::: EXTRACTED ENTRIES
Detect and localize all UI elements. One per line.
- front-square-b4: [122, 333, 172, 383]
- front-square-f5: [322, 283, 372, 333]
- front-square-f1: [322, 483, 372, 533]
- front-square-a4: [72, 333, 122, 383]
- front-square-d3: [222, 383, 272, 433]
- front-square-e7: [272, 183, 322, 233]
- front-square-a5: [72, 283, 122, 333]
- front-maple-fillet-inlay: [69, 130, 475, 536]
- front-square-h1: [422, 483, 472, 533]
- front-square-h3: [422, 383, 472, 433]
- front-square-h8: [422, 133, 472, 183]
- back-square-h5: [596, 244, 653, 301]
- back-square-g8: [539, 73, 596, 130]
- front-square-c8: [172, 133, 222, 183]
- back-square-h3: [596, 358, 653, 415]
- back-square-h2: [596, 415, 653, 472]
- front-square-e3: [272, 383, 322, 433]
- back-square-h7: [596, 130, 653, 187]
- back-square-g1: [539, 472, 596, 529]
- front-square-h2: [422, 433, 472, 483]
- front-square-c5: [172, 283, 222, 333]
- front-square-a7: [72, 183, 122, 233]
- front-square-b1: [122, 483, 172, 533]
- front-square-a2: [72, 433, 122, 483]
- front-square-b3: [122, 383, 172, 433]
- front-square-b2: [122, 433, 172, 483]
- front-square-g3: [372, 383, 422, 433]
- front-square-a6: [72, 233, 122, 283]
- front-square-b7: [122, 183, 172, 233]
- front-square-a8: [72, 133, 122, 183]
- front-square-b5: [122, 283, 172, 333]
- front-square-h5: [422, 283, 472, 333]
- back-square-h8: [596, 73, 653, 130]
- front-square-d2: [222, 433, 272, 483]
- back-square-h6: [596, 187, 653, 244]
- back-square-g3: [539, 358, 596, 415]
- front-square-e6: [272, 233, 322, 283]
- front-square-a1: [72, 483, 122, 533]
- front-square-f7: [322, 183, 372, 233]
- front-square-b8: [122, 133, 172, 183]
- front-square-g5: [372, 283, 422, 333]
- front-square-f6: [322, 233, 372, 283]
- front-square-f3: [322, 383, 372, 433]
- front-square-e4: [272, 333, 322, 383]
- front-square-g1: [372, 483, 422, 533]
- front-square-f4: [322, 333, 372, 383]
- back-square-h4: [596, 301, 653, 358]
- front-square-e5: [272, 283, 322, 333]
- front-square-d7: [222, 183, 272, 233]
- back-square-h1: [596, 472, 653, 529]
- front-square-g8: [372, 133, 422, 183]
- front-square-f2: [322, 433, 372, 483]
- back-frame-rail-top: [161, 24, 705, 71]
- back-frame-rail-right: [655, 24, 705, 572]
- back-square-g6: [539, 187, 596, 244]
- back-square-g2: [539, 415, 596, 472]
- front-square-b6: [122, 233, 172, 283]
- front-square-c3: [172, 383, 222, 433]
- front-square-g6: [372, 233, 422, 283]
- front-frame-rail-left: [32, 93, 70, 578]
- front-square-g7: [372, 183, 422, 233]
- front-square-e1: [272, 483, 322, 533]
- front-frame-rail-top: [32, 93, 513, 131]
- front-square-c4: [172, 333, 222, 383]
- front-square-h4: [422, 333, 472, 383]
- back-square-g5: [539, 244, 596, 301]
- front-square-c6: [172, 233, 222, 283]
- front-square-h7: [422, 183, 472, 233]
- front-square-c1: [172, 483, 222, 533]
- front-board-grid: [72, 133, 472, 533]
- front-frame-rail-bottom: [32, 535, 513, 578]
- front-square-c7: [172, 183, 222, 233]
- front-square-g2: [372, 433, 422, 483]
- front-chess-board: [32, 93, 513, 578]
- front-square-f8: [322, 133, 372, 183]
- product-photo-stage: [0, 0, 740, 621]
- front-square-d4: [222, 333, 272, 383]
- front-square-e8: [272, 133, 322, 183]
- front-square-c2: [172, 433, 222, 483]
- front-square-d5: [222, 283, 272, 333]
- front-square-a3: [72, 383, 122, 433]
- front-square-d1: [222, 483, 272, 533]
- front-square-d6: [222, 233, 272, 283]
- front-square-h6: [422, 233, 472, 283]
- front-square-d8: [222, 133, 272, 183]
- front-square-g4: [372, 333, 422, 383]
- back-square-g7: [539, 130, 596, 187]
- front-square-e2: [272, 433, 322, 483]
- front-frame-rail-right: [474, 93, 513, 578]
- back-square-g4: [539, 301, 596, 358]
::::::
▸ **TASK PROMPT**
Put the entries, from the first line through the line containing "- back-square-g3: [539, 358, 596, 415]", into a Markdown table with the columns "Row" and "Line". Number each line in order and leave out any blank lines.

▸ **TASK SOLUTION**
| Row | Line |
|---|---|
| 1 | Detect and localize all UI elements. One per line. |
| 2 | - front-square-b4: [122, 333, 172, 383] |
| 3 | - front-square-f5: [322, 283, 372, 333] |
| 4 | - front-square-f1: [322, 483, 372, 533] |
| 5 | - front-square-a4: [72, 333, 122, 383] |
| 6 | - front-square-d3: [222, 383, 272, 433] |
| 7 | - front-square-e7: [272, 183, 322, 233] |
| 8 | - front-square-a5: [72, 283, 122, 333] |
| 9 | - front-maple-fillet-inlay: [69, 130, 475, 536] |
| 10 | - front-square-h1: [422, 483, 472, 533] |
| 11 | - front-square-h3: [422, 383, 472, 433] |
| 12 | - front-square-h8: [422, 133, 472, 183] |
| 13 | - back-square-h5: [596, 244, 653, 301] |
| 14 | - back-square-g8: [539, 73, 596, 130] |
| 15 | - front-square-c8: [172, 133, 222, 183] |
| 16 | - back-square-h3: [596, 358, 653, 415] |
| 17 | - back-square-h2: [596, 415, 653, 472] |
| 18 | - front-square-e3: [272, 383, 322, 433] |
| 19 | - back-square-h7: [596, 130, 653, 187] |
| 20 | - back-square-g1: [539, 472, 596, 529] |
| 21 | - front-square-h2: [422, 433, 472, 483] |
| 22 | - front-square-c5: [172, 283, 222, 333] |
| 23 | - front-square-a7: [72, 183, 122, 233] |
| 24 | - front-square-b1: [122, 483, 172, 533] |
| 25 | - front-square-a2: [72, 433, 122, 483] |
| 26 | - front-square-b3: [122, 383, 172, 433] |
| 27 | - front-square-b2: [122, 433, 172, 483] |
| 28 | - front-square-g3: [372, 383, 422, 433] |
| 29 | - front-square-a6: [72, 233, 122, 283] |
| 30 | - front-square-b7: [122, 183, 172, 233] |
| 31 | - front-square-a8: [72, 133, 122, 183] |
| 32 | - front-square-b5: [122, 283, 172, 333] |
| 33 | - front-square-h5: [422, 283, 472, 333] |
| 34 | - back-square-h8: [596, 73, 653, 130] |
| 35 | - front-square-d2: [222, 433, 272, 483] |
| 36 | - back-square-h6: [596, 187, 653, 244] |
| 37 | - back-square-g3: [539, 358, 596, 415] |